EXTRACTED DATA =>

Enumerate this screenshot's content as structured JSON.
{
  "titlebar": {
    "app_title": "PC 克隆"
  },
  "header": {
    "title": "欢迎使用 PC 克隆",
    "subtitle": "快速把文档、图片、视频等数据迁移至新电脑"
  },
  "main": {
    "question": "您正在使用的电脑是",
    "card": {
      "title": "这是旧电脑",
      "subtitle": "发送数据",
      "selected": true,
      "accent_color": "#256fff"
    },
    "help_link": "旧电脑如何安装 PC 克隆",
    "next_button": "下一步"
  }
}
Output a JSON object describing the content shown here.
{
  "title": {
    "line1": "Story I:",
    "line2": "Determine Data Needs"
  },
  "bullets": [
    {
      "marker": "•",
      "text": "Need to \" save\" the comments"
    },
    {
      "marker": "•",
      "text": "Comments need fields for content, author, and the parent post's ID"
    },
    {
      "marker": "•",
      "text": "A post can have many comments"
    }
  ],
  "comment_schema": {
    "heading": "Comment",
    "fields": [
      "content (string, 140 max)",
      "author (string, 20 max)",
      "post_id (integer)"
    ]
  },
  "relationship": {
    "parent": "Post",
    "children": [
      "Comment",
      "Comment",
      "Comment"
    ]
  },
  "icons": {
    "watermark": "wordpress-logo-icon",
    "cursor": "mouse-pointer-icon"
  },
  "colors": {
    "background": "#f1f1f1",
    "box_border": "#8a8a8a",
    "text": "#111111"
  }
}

YOUR TASK =>
Please reproduce every line of the material word for word.

RESPONSE FOR THIS EXERCISE =>
Enumerate this screenshot's content as structured JSON.
{
  "titlebar": {
    "app_title": "PC 克隆"
  },
  "header": {
    "title": "欢迎使用 PC 克隆",
    "subtitle": "快速把文档、图片、视频等数据迁移至新电脑"
  },
  "main": {
    "question": "您正在使用的电脑是",
    "card": {
      "title": "这是旧电脑",
      "subtitle": "发送数据",
      "selected": true,
      "accent_color": "#256fff"
    },
    "help_link": "旧电脑如何安装 PC 克隆",
    "next_button": "下一步"
  }
}
Output a JSON object describing the content shown here.
{
  "title": {
    "line1": "Story I:",
    "line2": "Determine Data Needs"
  },
  "bullets": [
    {
      "marker": "•",
      "text": "Need to \" save\" the comments"
    },
    {
      "marker": "•",
      "text": "Comments need fields for content, author, and the parent post's ID"
    },
    {
      "marker": "•",
      "text": "A post can have many comments"
    }
  ],
  "comment_schema": {
    "heading": "Comment",
    "fields": [
      "content (string, 140 max)",
      "author (string, 20 max)",
      "post_id (integer)"
    ]
  },
  "relationship": {
    "parent": "Post",
    "children": [
      "Comment",
      "Comment",
      "Comment"
    ]
  },
  "icons": {
    "watermark": "wordpress-logo-icon",
    "cursor": "mouse-pointer-icon"
  },
  "colors": {
    "background": "#f1f1f1",
    "box_border": "#8a8a8a",
    "text": "#111111"
  }
}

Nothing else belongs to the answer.